Figure content listings

◇ ◇ ◇ ◇ ◇ ◇ ◇

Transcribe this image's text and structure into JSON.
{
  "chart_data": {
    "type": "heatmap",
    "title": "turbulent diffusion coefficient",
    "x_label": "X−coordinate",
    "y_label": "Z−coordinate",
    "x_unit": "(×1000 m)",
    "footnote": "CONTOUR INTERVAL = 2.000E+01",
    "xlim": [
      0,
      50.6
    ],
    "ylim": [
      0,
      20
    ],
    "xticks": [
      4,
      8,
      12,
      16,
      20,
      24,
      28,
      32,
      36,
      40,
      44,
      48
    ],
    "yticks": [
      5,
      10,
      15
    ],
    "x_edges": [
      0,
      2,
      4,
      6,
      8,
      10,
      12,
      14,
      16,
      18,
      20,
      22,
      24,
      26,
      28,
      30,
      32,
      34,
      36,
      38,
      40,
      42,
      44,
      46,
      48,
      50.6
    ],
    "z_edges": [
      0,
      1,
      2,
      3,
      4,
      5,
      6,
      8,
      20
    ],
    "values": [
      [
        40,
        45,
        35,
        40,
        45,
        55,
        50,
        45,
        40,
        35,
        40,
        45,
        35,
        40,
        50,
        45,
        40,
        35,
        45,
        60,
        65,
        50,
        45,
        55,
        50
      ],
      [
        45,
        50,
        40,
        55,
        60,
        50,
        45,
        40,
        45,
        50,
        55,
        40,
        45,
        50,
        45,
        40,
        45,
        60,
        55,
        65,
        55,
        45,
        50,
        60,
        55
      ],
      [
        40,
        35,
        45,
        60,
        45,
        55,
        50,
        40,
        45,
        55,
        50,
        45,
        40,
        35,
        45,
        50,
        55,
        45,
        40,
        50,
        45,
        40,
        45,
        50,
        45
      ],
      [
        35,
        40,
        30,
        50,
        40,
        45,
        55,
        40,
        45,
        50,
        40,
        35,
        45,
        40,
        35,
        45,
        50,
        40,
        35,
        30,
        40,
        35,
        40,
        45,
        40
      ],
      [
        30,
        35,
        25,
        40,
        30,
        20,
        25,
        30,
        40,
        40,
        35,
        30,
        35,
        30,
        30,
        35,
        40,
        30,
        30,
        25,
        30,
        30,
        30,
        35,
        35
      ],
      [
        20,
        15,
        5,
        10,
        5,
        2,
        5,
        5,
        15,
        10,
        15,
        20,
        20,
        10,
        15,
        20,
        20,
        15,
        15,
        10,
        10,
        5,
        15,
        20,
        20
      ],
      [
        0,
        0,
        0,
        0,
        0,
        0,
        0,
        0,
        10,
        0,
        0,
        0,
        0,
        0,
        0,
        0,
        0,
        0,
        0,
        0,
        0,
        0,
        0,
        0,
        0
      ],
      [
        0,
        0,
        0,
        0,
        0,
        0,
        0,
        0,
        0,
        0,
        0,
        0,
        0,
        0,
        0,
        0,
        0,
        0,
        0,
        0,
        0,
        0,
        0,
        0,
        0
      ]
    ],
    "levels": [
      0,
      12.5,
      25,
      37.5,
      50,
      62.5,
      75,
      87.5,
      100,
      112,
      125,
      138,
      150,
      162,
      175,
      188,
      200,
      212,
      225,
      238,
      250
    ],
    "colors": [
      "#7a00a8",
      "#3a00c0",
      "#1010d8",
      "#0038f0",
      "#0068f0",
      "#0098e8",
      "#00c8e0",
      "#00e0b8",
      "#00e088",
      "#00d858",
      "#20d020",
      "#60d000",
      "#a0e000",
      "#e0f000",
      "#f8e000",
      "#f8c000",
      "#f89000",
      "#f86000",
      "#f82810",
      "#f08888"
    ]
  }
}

◇ ◇ ◇ ◇ ◇ ◇ ◇

**Task instructions**
Restate the data above word for word, please.

**Full solution**
Transcribe this image's text and structure into JSON.
{
  "chart_data": {
    "type": "heatmap",
    "title": "turbulent diffusion coefficient",
    "x_label": "X−coordinate",
    "y_label": "Z−coordinate",
    "x_unit": "(×1000 m)",
    "footnote": "CONTOUR INTERVAL = 2.000E+01",
    "xlim": [
      0,
      50.6
    ],
    "ylim": [
      0,
      20
    ],
    "xticks": [
      4,
      8,
      12,
      16,
      20,
      24,
      28,
      32,
      36,
      40,
      44,
      48
    ],
    "yticks": [
      5,
      10,
      15
    ],
    "x_edges": [
      0,
      2,
      4,
      6,
      8,
      10,
      12,
      14,
      16,
      18,
      20,
      22,
      24,
      26,
      28,
      30,
      32,
      34,
      36,
      38,
      40,
      42,
      44,
      46,
      48,
      50.6
    ],
    "z_edges": [
      0,
      1,
      2,
      3,
      4,
      5,
      6,
      8,
      20
    ],
    "values": [
      [
        40,
        45,
        35,
        40,
        45,
        55,
        50,
        45,
        40,
        35,
        40,
        45,
        35,
        40,
        50,
        45,
        40,
        35,
        45,
        60,
        65,
        50,
        45,
        55,
        50
      ],
      [
        45,
        50,
        40,
        55,
        60,
        50,
        45,
        40,
        45,
        50,
        55,
        40,
        45,
        50,
        45,
        40,
        45,
        60,
        55,
        65,
        55,
        45,
        50,
        60,
        55
      ],
      [
        40,
        35,
        45,
        60,
        45,
        55,
        50,
        40,
        45,
        55,
        50,
        45,
        40,
        35,
        45,
        50,
        55,
        45,
        40,
        50,
        45,
        40,
        45,
        50,
        45
      ],
      [
        35,
        40,
        30,
        50,
        40,
        45,
        55,
        40,
        45,
        50,
        40,
        35,
        45,
        40,
        35,
        45,
        50,
        40,
        35,
        30,
        40,
        35,
        40,
        45,
        40
      ],
      [
        30,
        35,
        25,
        40,
        30,
        20,
        25,
        30,
        40,
        40,
        35,
        30,
        35,
        30,
        30,
        35,
        40,
        30,
        30,
        25,
        30,
        30,
        30,
        35,
        35
      ],
      [
        20,
        15,
        5,
        10,
        5,
        2,
        5,
        5,
        15,
        10,
        15,
        20,
        20,
        10,
        15,
        20,
        20,
        15,
        15,
        10,
        10,
        5,
        15,
        20,
        20
      ],
      [
        0,
        0,
        0,
        0,
        0,
        0,
        0,
        0,
        10,
        0,
        0,
        0,
        0,
        0,
        0,
        0,
        0,
        0,
        0,
        0,
        0,
        0,
        0,
        0,
        0
      ],
      [
        0,
        0,
        0,
        0,
        0,
        0,
        0,
        0,
        0,
        0,
        0,
        0,
        0,
        0,
        0,
        0,
        0,
        0,
        0,
        0,
        0,
        0,
        0,
        0,
        0
      ]
    ],
    "levels": [
      0,
      12.5,
      25,
      37.5,
      50,
      62.5,
      75,
      87.5,
      100,
      112,
      125,
      138,
      150,
      162,
      175,
      188,
      200,
      212,
      225,
      238,
      250
    ],
    "colors": [
      "#7a00a8",
      "#3a00c0",
      "#1010d8",
      "#0038f0",
      "#0068f0",
      "#0098e8",
      "#00c8e0",
      "#00e0b8",
      "#00e088",
      "#00d858",
      "#20d020",
      "#60d000",
      "#a0e000",
      "#e0f000",
      "#f8e000",
      "#f8c000",
      "#f89000",
      "#f86000",
      "#f82810",
      "#f08888"
    ]
  }
}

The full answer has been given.